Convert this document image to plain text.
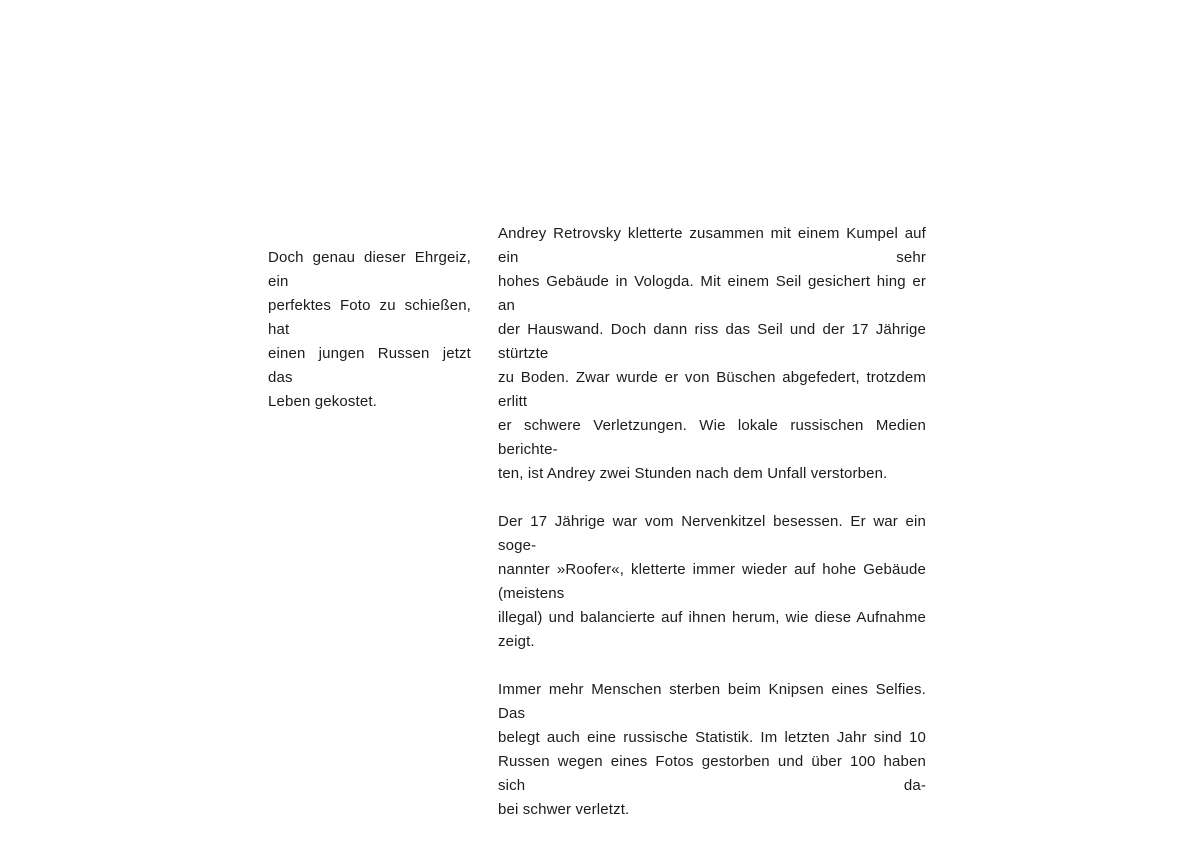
Doch genau dieser Ehrgeiz, ein
perfektes Foto zu schießen, hat
einen jungen Russen jetzt das
Leben gekostet.
Andrey Retrovsky kletterte zusammen mit einem Kumpel auf ein sehr
hohes Gebäude in Vologda. Mit einem Seil gesichert hing er an
der Hauswand. Doch dann riss das Seil und der 17 Jährige stürtzte
zu Boden. Zwar wurde er von Büschen abgefedert, trotzdem erlitt
er schwere Verletzungen. Wie lokale russischen Medien berichte-
ten, ist Andrey zwei Stunden nach dem Unfall verstorben.
Der 17 Jährige war vom Nervenkitzel besessen. Er war ein soge-
nannter »Roofer«, kletterte immer wieder auf hohe Gebäude (meistens
illegal) und balancierte auf ihnen herum, wie diese Aufnahme zeigt.
Immer mehr Menschen sterben beim Knipsen eines Selfies. Das
belegt auch eine russische Statistik. Im letzten Jahr sind 10
Russen wegen eines Fotos gestorben und über 100 haben sich da-
bei schwer verletzt.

+ + + +

[PROBLEM STATEMENT]:
Each line in the records above should be reproduced exactly; images are not copied.

[ANSWER]:
Convert this document image to plain text.
Doch genau dieser Ehrgeiz, ein
perfektes Foto zu schießen, hat
einen jungen Russen jetzt das
Leben gekostet.
Andrey Retrovsky kletterte zusammen mit einem Kumpel auf ein sehr
hohes Gebäude in Vologda. Mit einem Seil gesichert hing er an
der Hauswand. Doch dann riss das Seil und der 17 Jährige stürtzte
zu Boden. Zwar wurde er von Büschen abgefedert, trotzdem erlitt
er schwere Verletzungen. Wie lokale russischen Medien berichte-
ten, ist Andrey zwei Stunden nach dem Unfall verstorben.
Der 17 Jährige war vom Nervenkitzel besessen. Er war ein soge-
nannter »Roofer«, kletterte immer wieder auf hohe Gebäude (meistens
illegal) und balancierte auf ihnen herum, wie diese Aufnahme zeigt.
Immer mehr Menschen sterben beim Knipsen eines Selfies. Das
belegt auch eine russische Statistik. Im letzten Jahr sind 10
Russen wegen eines Fotos gestorben und über 100 haben sich da-
bei schwer verletzt.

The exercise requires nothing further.